▶ **Aim of the exercise**
Going through the material below, please gather all lines with the word "signal" in them.
##### Rows #####
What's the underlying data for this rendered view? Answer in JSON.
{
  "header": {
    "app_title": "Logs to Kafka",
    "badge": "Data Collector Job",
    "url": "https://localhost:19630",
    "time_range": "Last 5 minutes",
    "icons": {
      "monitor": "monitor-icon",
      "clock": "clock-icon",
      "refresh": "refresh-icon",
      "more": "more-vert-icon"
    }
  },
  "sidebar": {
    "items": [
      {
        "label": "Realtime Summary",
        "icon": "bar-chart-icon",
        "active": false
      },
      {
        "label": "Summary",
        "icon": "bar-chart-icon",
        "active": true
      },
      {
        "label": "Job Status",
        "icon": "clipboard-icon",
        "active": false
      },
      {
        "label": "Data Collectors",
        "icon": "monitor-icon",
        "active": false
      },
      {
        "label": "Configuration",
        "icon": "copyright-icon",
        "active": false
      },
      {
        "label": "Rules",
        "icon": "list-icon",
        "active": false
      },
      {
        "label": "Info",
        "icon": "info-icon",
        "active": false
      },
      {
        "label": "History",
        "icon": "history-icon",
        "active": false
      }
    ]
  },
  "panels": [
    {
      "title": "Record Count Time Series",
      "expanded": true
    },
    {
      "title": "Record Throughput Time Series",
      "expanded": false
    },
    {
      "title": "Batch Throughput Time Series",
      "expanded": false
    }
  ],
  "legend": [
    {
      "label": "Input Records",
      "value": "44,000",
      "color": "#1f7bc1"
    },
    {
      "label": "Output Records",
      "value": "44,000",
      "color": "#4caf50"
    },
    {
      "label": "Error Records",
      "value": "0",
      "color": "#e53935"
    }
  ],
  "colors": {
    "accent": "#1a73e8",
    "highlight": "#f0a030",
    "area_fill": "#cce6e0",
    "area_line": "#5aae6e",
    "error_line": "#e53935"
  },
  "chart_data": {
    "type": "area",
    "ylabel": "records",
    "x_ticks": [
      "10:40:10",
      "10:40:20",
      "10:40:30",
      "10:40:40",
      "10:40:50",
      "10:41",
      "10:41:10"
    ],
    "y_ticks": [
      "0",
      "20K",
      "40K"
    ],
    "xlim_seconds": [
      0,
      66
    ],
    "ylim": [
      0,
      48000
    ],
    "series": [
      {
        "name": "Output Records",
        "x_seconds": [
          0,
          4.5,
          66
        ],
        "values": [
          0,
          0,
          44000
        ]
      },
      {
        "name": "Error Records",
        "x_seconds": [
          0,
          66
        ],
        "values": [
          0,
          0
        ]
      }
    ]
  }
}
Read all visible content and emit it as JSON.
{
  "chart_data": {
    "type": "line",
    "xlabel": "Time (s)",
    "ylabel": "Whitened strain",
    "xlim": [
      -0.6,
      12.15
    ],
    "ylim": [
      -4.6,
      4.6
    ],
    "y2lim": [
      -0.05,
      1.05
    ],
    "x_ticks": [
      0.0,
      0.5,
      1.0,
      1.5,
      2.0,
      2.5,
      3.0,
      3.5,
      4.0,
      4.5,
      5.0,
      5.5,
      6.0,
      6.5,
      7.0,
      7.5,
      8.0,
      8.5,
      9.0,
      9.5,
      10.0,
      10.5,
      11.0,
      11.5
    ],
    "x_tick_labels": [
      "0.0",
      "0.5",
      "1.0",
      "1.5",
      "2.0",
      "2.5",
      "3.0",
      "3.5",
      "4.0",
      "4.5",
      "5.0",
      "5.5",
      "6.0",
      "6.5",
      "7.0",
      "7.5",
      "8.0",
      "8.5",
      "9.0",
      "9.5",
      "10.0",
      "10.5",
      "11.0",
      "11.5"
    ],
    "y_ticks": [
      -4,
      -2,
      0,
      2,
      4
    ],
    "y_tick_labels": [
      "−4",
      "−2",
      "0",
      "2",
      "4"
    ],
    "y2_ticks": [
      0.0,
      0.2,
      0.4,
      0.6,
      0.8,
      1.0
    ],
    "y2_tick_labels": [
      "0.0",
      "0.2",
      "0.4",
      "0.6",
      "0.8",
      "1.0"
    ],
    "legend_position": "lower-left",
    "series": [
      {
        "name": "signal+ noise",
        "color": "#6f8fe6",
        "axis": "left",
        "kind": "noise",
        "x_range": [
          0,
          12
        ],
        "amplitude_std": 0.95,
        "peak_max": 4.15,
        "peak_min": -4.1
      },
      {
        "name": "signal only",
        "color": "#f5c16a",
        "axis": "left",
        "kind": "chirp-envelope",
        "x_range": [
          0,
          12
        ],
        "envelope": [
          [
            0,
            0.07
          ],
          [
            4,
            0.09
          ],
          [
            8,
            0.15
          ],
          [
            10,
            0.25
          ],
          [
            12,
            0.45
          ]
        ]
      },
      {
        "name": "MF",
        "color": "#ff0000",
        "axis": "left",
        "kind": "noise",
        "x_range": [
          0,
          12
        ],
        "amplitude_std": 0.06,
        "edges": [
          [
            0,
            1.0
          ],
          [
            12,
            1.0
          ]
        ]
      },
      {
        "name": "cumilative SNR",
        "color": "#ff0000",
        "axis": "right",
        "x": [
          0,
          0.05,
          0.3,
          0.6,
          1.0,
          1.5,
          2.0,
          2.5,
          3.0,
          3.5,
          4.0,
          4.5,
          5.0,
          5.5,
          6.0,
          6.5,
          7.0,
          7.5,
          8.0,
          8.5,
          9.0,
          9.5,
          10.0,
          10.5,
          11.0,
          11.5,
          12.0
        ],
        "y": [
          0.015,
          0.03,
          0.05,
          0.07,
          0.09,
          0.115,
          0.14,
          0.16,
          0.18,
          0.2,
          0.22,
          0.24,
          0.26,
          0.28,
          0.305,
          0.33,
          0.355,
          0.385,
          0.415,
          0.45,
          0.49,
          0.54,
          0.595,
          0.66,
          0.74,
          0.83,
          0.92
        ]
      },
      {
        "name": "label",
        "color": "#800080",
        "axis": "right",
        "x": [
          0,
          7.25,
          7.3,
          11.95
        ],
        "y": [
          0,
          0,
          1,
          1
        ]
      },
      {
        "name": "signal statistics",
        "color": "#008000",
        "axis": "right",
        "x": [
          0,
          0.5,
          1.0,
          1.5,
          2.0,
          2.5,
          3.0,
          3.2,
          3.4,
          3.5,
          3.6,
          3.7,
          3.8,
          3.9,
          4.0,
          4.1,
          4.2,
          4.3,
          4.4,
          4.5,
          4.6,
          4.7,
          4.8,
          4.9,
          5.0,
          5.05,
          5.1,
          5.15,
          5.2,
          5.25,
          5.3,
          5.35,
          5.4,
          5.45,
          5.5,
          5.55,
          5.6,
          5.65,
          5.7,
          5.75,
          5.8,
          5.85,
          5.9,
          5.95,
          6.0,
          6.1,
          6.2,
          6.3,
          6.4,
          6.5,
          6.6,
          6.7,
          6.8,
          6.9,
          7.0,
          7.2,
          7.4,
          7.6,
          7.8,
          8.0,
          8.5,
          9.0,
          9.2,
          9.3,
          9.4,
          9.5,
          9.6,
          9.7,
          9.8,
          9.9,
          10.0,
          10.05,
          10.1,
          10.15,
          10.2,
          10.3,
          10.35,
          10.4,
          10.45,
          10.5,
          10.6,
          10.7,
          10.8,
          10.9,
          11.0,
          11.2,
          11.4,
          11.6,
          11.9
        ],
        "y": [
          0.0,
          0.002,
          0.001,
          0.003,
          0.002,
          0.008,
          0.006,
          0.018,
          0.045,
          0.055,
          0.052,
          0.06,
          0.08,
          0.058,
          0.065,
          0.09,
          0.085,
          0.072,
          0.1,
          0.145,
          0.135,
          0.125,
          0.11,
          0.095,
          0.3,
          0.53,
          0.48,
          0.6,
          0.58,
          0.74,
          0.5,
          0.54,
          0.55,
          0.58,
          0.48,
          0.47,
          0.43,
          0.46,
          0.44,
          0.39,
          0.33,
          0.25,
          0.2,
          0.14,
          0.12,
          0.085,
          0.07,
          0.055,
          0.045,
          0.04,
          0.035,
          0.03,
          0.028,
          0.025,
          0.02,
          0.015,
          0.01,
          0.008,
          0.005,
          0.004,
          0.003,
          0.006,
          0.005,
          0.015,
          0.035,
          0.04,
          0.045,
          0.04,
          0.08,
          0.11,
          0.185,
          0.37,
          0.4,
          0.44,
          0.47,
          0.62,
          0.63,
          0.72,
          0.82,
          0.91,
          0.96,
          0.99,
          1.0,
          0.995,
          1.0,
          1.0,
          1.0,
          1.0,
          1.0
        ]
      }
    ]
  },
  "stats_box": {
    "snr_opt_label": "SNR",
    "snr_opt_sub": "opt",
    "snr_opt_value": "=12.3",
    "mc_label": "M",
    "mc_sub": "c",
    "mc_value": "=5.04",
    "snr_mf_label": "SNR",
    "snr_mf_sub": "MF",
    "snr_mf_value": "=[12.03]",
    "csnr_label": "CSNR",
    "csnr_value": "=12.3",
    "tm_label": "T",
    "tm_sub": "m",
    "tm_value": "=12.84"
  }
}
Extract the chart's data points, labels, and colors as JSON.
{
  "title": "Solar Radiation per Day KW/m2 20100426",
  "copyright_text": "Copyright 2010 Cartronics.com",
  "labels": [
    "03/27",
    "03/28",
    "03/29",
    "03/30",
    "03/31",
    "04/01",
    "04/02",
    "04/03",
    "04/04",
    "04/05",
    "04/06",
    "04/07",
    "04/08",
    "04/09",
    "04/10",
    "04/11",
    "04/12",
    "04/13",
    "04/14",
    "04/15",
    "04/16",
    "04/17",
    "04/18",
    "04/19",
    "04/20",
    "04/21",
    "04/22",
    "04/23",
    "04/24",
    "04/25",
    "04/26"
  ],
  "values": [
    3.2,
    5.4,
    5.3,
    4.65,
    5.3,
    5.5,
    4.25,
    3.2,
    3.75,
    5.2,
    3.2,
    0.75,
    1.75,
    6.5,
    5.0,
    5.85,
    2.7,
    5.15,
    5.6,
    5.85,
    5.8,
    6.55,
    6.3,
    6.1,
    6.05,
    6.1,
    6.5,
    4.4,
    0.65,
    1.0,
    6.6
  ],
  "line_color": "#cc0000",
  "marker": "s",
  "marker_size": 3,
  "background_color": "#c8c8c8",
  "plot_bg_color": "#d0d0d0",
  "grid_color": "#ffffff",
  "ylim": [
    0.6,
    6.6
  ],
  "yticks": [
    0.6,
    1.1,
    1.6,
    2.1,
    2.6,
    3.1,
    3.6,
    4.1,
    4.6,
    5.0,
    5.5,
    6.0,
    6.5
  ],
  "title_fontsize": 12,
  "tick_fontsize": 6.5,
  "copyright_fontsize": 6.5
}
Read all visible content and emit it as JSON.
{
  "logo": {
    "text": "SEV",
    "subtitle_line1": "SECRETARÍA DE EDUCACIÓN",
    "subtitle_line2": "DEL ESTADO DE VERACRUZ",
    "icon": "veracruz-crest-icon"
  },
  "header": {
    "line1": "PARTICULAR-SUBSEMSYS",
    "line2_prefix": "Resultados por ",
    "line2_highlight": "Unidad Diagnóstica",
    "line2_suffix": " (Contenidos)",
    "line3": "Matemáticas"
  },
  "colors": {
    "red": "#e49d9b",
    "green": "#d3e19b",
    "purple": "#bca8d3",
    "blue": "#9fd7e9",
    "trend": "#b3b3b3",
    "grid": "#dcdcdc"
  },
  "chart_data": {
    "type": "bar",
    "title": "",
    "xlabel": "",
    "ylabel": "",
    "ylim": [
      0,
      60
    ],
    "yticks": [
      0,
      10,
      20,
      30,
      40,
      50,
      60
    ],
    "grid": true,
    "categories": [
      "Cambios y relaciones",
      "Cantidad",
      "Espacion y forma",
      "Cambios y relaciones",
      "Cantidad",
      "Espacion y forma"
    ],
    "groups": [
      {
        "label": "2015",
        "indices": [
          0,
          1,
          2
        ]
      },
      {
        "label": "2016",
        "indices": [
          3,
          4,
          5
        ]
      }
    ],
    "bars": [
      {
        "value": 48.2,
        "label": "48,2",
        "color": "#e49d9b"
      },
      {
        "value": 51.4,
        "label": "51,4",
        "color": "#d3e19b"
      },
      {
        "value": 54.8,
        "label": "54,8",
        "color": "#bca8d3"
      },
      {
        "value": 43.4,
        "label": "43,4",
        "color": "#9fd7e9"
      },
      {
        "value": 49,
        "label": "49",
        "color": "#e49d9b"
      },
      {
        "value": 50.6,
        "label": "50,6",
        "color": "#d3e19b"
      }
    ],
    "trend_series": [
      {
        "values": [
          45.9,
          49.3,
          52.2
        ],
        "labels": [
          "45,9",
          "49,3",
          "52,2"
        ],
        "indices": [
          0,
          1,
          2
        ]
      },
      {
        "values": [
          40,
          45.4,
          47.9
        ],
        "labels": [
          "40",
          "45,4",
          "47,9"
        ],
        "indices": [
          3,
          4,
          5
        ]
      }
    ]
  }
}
#####
▶ **Reply**
        "name": "signal+ noise",
        "name": "signal only",
        "name": "signal statistics",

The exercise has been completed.